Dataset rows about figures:
━━━━━━━━

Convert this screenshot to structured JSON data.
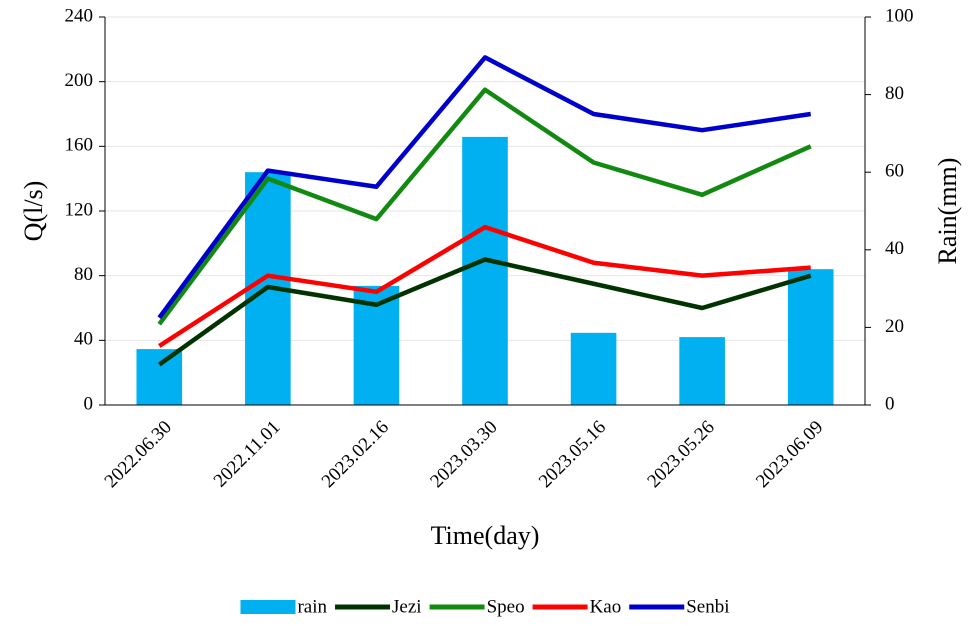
{
  "chart_data": {
    "type": "combo",
    "x_label": "Time(day)",
    "y_label": "Q(l/s)",
    "y2_label": "Rain(mm)",
    "categories": [
      "2022.06.30",
      "2022.11.01",
      "2023.02.16",
      "2023.03.30",
      "2023.05.16",
      "2023.05.26",
      "2023.06.09"
    ],
    "series": [
      {
        "name": "rain",
        "type": "bar",
        "axis": "y2",
        "color": "#00b0f0",
        "values": [
          14.4,
          60,
          30.7,
          69.1,
          18.6,
          17.5,
          35
        ]
      },
      {
        "name": "Jezi",
        "type": "line",
        "color": "#003300",
        "values": [
          25,
          73,
          62,
          90,
          75,
          60,
          80
        ]
      },
      {
        "name": "Speo",
        "type": "line",
        "color": "#128a12",
        "values": [
          50,
          140,
          115,
          195,
          150,
          130,
          160
        ]
      },
      {
        "name": "Kao",
        "type": "line",
        "color": "#ff0000",
        "values": [
          36.5,
          80,
          70,
          110,
          88,
          80,
          85
        ]
      },
      {
        "name": "Senbi",
        "type": "line",
        "color": "#0000cc",
        "values": [
          54,
          145,
          135,
          215,
          180,
          170,
          180
        ]
      }
    ],
    "ylim": [
      0,
      240
    ],
    "yticks": [
      0,
      40,
      80,
      120,
      160,
      200,
      240
    ],
    "y2lim": [
      0,
      100
    ],
    "y2ticks": [
      0,
      20,
      40,
      60,
      80,
      100
    ],
    "grid": true,
    "legend": "bottom"
  }
}
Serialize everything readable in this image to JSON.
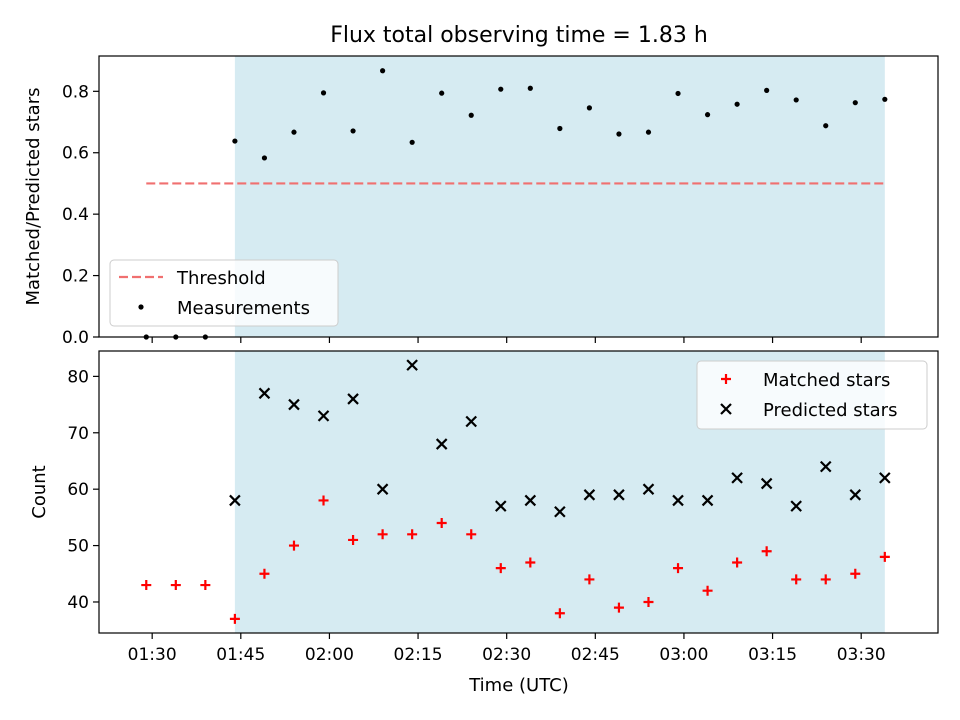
{
  "figure": {
    "title": "Flux total observing time = 1.83 h",
    "xlabel": "Time (UTC)"
  },
  "colors": {
    "shade": "#add8e6",
    "threshold": "#f07070",
    "matched": "#ff0000",
    "predicted": "#000000",
    "measurement": "#000000"
  },
  "chart_data": [
    {
      "type": "scatter",
      "ylabel": "Matched/Predicted stars",
      "ylim": [
        0,
        0.915
      ],
      "yticks": [
        0.0,
        0.2,
        0.4,
        0.6,
        0.8
      ],
      "xticks": [
        "01:30",
        "01:45",
        "02:00",
        "02:15",
        "02:30",
        "02:45",
        "03:00",
        "03:15",
        "03:30"
      ],
      "x_range": [
        "01:21",
        "03:43"
      ],
      "shaded_span": [
        "01:44",
        "03:34"
      ],
      "legend_position": "lower-left",
      "series": [
        {
          "name": "Threshold",
          "style": "dashed-line",
          "x": [
            "01:29",
            "03:34"
          ],
          "values": [
            0.5,
            0.5
          ]
        },
        {
          "name": "Measurements",
          "style": "dot",
          "x": [
            "01:29",
            "01:34",
            "01:39",
            "01:44",
            "01:49",
            "01:54",
            "01:59",
            "02:04",
            "02:09",
            "02:14",
            "02:19",
            "02:24",
            "02:29",
            "02:34",
            "02:39",
            "02:44",
            "02:49",
            "02:54",
            "02:59",
            "03:04",
            "03:09",
            "03:14",
            "03:19",
            "03:24",
            "03:29",
            "03:34"
          ],
          "values": [
            0.0,
            0.0,
            0.0,
            0.638,
            0.583,
            0.667,
            0.795,
            0.671,
            0.867,
            0.634,
            0.794,
            0.722,
            0.807,
            0.81,
            0.679,
            0.746,
            0.661,
            0.667,
            0.793,
            0.724,
            0.758,
            0.803,
            0.772,
            0.688,
            0.763,
            0.774
          ]
        }
      ]
    },
    {
      "type": "scatter",
      "ylabel": "Count",
      "ylim": [
        34.5,
        84.5
      ],
      "yticks": [
        40,
        50,
        60,
        70,
        80
      ],
      "xticks": [
        "01:30",
        "01:45",
        "02:00",
        "02:15",
        "02:30",
        "02:45",
        "03:00",
        "03:15",
        "03:30"
      ],
      "x_range": [
        "01:21",
        "03:43"
      ],
      "shaded_span": [
        "01:44",
        "03:34"
      ],
      "legend_position": "upper-right",
      "series": [
        {
          "name": "Matched stars",
          "style": "plus",
          "x": [
            "01:29",
            "01:34",
            "01:39",
            "01:44",
            "01:49",
            "01:54",
            "01:59",
            "02:04",
            "02:09",
            "02:14",
            "02:19",
            "02:24",
            "02:29",
            "02:34",
            "02:39",
            "02:44",
            "02:49",
            "02:54",
            "02:59",
            "03:04",
            "03:09",
            "03:14",
            "03:19",
            "03:24",
            "03:29",
            "03:34"
          ],
          "values": [
            43,
            43,
            43,
            37,
            45,
            50,
            58,
            51,
            52,
            52,
            54,
            52,
            46,
            47,
            38,
            44,
            39,
            40,
            46,
            42,
            47,
            49,
            44,
            44,
            45,
            48
          ]
        },
        {
          "name": "Predicted stars",
          "style": "cross",
          "x": [
            "01:44",
            "01:49",
            "01:54",
            "01:59",
            "02:04",
            "02:09",
            "02:14",
            "02:19",
            "02:24",
            "02:29",
            "02:34",
            "02:39",
            "02:44",
            "02:49",
            "02:54",
            "02:59",
            "03:04",
            "03:09",
            "03:14",
            "03:19",
            "03:24",
            "03:29",
            "03:34"
          ],
          "values": [
            58,
            77,
            75,
            73,
            76,
            60,
            82,
            68,
            72,
            57,
            58,
            56,
            59,
            59,
            60,
            58,
            58,
            62,
            61,
            57,
            64,
            59,
            62
          ]
        }
      ]
    }
  ]
}
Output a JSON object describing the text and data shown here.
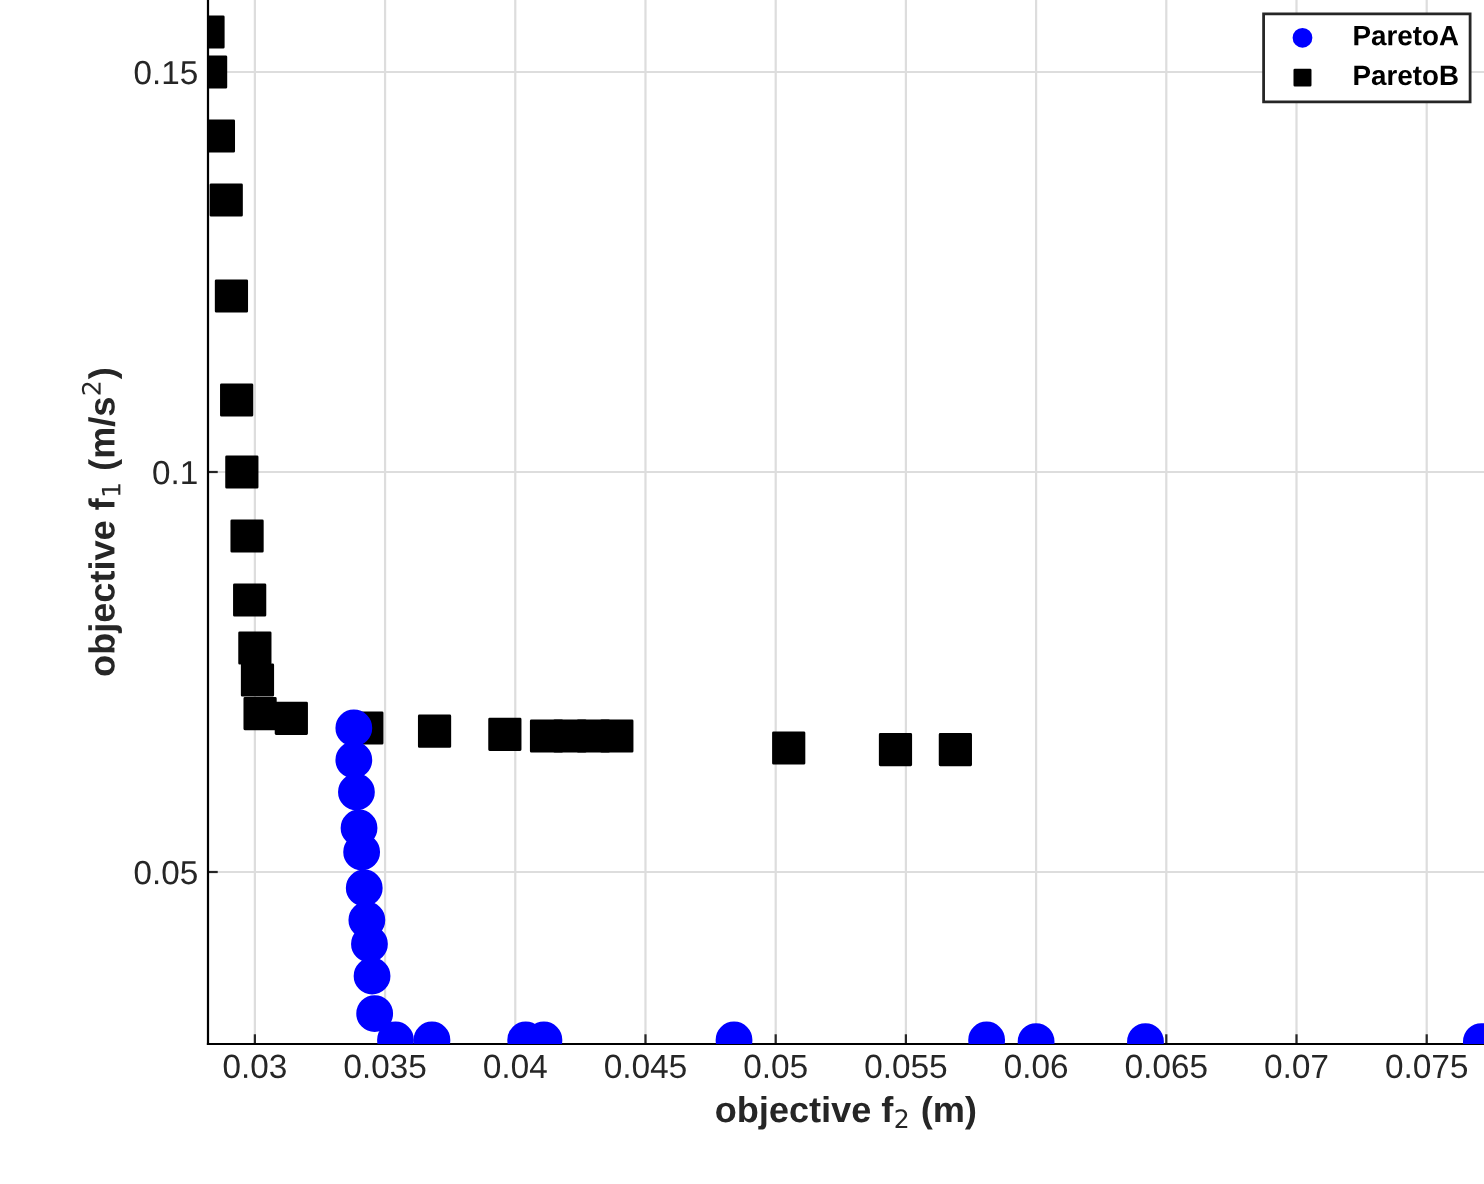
{
  "chart_data": {
    "type": "scatter",
    "xlabel": "objective f$_{2}$ (m)",
    "ylabel": "objective f$_{1}$ (m/s$^{2}$)",
    "xlim": [
      0.0282,
      0.0772
    ],
    "ylim": [
      0.0285,
      0.159
    ],
    "xticks": [
      0.03,
      0.035,
      0.04,
      0.045,
      0.05,
      0.055,
      0.06,
      0.065,
      0.07,
      0.075
    ],
    "yticks": [
      0.05,
      0.1,
      0.15
    ],
    "grid": true,
    "legend": "top right",
    "series": [
      {
        "name": "ParetoA",
        "color": "#0000ff",
        "marker": "circle",
        "x": [
          0.0338,
          0.0338,
          0.0339,
          0.034,
          0.0341,
          0.0342,
          0.0343,
          0.0344,
          0.0345,
          0.0346,
          0.0354,
          0.0368,
          0.0404,
          0.0411,
          0.0484,
          0.0581,
          0.06,
          0.0642,
          0.0771
        ],
        "values": [
          0.068,
          0.064,
          0.06,
          0.0555,
          0.0525,
          0.048,
          0.044,
          0.041,
          0.037,
          0.0323,
          0.029,
          0.029,
          0.029,
          0.029,
          0.029,
          0.029,
          0.0288,
          0.0288,
          0.0288
        ]
      },
      {
        "name": "ParetoB",
        "color": "#000000",
        "marker": "square",
        "x": [
          0.0282,
          0.0283,
          0.0286,
          0.0289,
          0.0291,
          0.0293,
          0.0295,
          0.0297,
          0.0298,
          0.03,
          0.0301,
          0.0302,
          0.0314,
          0.0343,
          0.0369,
          0.0396,
          0.0412,
          0.0421,
          0.043,
          0.0439,
          0.0505,
          0.0546,
          0.0569
        ],
        "values": [
          0.155,
          0.15,
          0.142,
          0.134,
          0.122,
          0.109,
          0.1,
          0.092,
          0.084,
          0.078,
          0.074,
          0.0698,
          0.0692,
          0.068,
          0.0676,
          0.0672,
          0.067,
          0.067,
          0.067,
          0.067,
          0.0655,
          0.0653,
          0.0653
        ]
      }
    ]
  }
}
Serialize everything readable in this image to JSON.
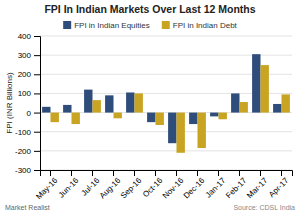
{
  "chart_data": {
    "type": "bar",
    "title": "FPI In Indian Markets Over Last 12 Months",
    "y_label": "FPI (INR Billions)",
    "categories": [
      "May-16",
      "Jun-16",
      "Jul-16",
      "Aug-16",
      "Sep-16",
      "Oct-16",
      "Nov-16",
      "Dec-16",
      "Jan-17",
      "Feb-17",
      "Mar-17",
      "Apr-17"
    ],
    "series": [
      {
        "name": "FPI in Indian Equities",
        "color": "#2e4d7b",
        "values": [
          30,
          40,
          120,
          90,
          105,
          -50,
          -160,
          -60,
          -20,
          100,
          305,
          45
        ]
      },
      {
        "name": "FPI in Indian Debt",
        "color": "#c8a422",
        "values": [
          -50,
          -60,
          65,
          -30,
          100,
          -65,
          -210,
          -185,
          -35,
          55,
          248,
          95
        ]
      }
    ],
    "ylim": [
      -300,
      400
    ],
    "yticks": [
      -300,
      -200,
      -100,
      0,
      100,
      200,
      300,
      400
    ],
    "grid": true,
    "legend": "top",
    "annotations": [
      "Market Realist",
      "Source: CDSL India"
    ]
  }
}
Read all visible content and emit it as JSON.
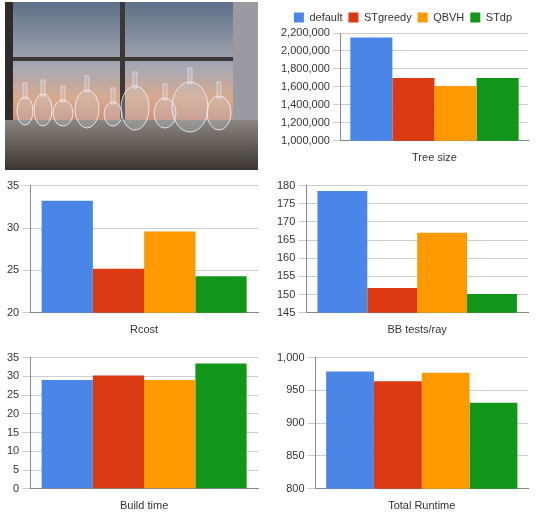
{
  "chart_data": [
    {
      "type": "bar",
      "categories": [
        "Tree size"
      ],
      "series": [
        {
          "name": "default",
          "color": "#4a86e8",
          "values": [
            2150000
          ]
        },
        {
          "name": "STgreedy",
          "color": "#dc3912",
          "values": [
            1700000
          ]
        },
        {
          "name": "QBVH",
          "color": "#ff9900",
          "values": [
            1610000
          ]
        },
        {
          "name": "STdp",
          "color": "#109618",
          "values": [
            1700000
          ]
        }
      ],
      "ylim": [
        1000000,
        2200000
      ],
      "yticks": [
        {
          "value": 1000000,
          "label": "1,000,000"
        },
        {
          "value": 1200000,
          "label": "1,200,000"
        },
        {
          "value": 1400000,
          "label": "1,400,000"
        },
        {
          "value": 1600000,
          "label": "1,600,000"
        },
        {
          "value": 1800000,
          "label": "1,800,000"
        },
        {
          "value": 2000000,
          "label": "2,000,000"
        },
        {
          "value": 2200000,
          "label": "2,200,000"
        }
      ],
      "grid": true,
      "legend": "top"
    },
    {
      "type": "bar",
      "categories": [
        "Rcost"
      ],
      "series": [
        {
          "color": "#4a86e8",
          "values": [
            33.2
          ]
        },
        {
          "color": "#dc3912",
          "values": [
            25.2
          ]
        },
        {
          "color": "#ff9900",
          "values": [
            29.6
          ]
        },
        {
          "color": "#109618",
          "values": [
            24.3
          ]
        }
      ],
      "ylim": [
        20,
        35
      ],
      "yticks": [
        20,
        25,
        30,
        35
      ],
      "grid": true
    },
    {
      "type": "bar",
      "categories": [
        "BB tests/ray"
      ],
      "series": [
        {
          "color": "#4a86e8",
          "values": [
            178.5
          ]
        },
        {
          "color": "#dc3912",
          "values": [
            151.8
          ]
        },
        {
          "color": "#ff9900",
          "values": [
            167
          ]
        },
        {
          "color": "#109618",
          "values": [
            150.2
          ]
        }
      ],
      "ylim": [
        145,
        180
      ],
      "yticks": [
        145,
        150,
        155,
        160,
        165,
        170,
        175,
        180
      ],
      "grid": true
    },
    {
      "type": "bar",
      "categories": [
        "Build time"
      ],
      "series": [
        {
          "color": "#4a86e8",
          "values": [
            29
          ]
        },
        {
          "color": "#dc3912",
          "values": [
            30.2
          ]
        },
        {
          "color": "#ff9900",
          "values": [
            29
          ]
        },
        {
          "color": "#109618",
          "values": [
            33.4
          ]
        }
      ],
      "ylim": [
        0,
        35
      ],
      "yticks": [
        0,
        5,
        10,
        15,
        20,
        25,
        30,
        35
      ],
      "grid": true
    },
    {
      "type": "bar",
      "categories": [
        "Total Runtime"
      ],
      "series": [
        {
          "color": "#4a86e8",
          "values": [
            979
          ]
        },
        {
          "color": "#dc3912",
          "values": [
            964
          ]
        },
        {
          "color": "#ff9900",
          "values": [
            977
          ]
        },
        {
          "color": "#109618",
          "values": [
            931
          ]
        }
      ],
      "ylim": [
        800,
        1000
      ],
      "yticks": [
        800,
        850,
        900,
        950,
        {
          "value": 1000,
          "label": "1,000"
        }
      ],
      "grid": true
    }
  ]
}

━━━━━━━━

**Prompt:** Give the count of lines in the data above that hold the string "style", with no additional words.

**Complete output:** 4